Input:
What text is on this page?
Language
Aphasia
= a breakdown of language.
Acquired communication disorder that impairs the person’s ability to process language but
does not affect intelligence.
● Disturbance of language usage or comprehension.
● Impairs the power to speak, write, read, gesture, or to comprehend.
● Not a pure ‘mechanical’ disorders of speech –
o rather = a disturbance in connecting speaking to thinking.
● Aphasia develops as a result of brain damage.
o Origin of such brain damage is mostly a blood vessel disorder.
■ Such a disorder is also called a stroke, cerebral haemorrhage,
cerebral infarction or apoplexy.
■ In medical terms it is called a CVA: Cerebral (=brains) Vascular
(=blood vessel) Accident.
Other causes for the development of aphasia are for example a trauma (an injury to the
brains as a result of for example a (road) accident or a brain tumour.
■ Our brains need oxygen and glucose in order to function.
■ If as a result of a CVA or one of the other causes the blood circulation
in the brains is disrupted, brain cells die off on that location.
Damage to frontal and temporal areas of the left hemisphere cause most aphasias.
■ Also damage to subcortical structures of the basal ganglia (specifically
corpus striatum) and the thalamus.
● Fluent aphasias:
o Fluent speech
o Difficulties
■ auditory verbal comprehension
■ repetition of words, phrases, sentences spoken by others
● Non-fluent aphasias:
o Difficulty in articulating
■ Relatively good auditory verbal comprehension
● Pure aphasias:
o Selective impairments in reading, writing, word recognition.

Directions:
In this exercise, give every record above again exactly.

Output of the exercise:
What text is on this page?
Language
Aphasia
= a breakdown of language.
Acquired communication disorder that impairs the person’s ability to process language but
does not affect intelligence.
● Disturbance of language usage or comprehension.
● Impairs the power to speak, write, read, gesture, or to comprehend.
● Not a pure ‘mechanical’ disorders of speech –
o rather = a disturbance in connecting speaking to thinking.
● Aphasia develops as a result of brain damage.
o Origin of such brain damage is mostly a blood vessel disorder.
■ Such a disorder is also called a stroke, cerebral haemorrhage,
cerebral infarction or apoplexy.
■ In medical terms it is called a CVA: Cerebral (=brains) Vascular
(=blood vessel) Accident.
Other causes for the development of aphasia are for example a trauma (an injury to the
brains as a result of for example a (road) accident or a brain tumour.
■ Our brains need oxygen and glucose in order to function.
■ If as a result of a CVA or one of the other causes the blood circulation
in the brains is disrupted, brain cells die off on that location.
Damage to frontal and temporal areas of the left hemisphere cause most aphasias.
■ Also damage to subcortical structures of the basal ganglia (specifically
corpus striatum) and the thalamus.
● Fluent aphasias:
o Fluent speech
o Difficulties
■ auditory verbal comprehension
■ repetition of words, phrases, sentences spoken by others
● Non-fluent aphasias:
o Difficulty in articulating
■ Relatively good auditory verbal comprehension
● Pure aphasias:
o Selective impairments in reading, writing, word recognition.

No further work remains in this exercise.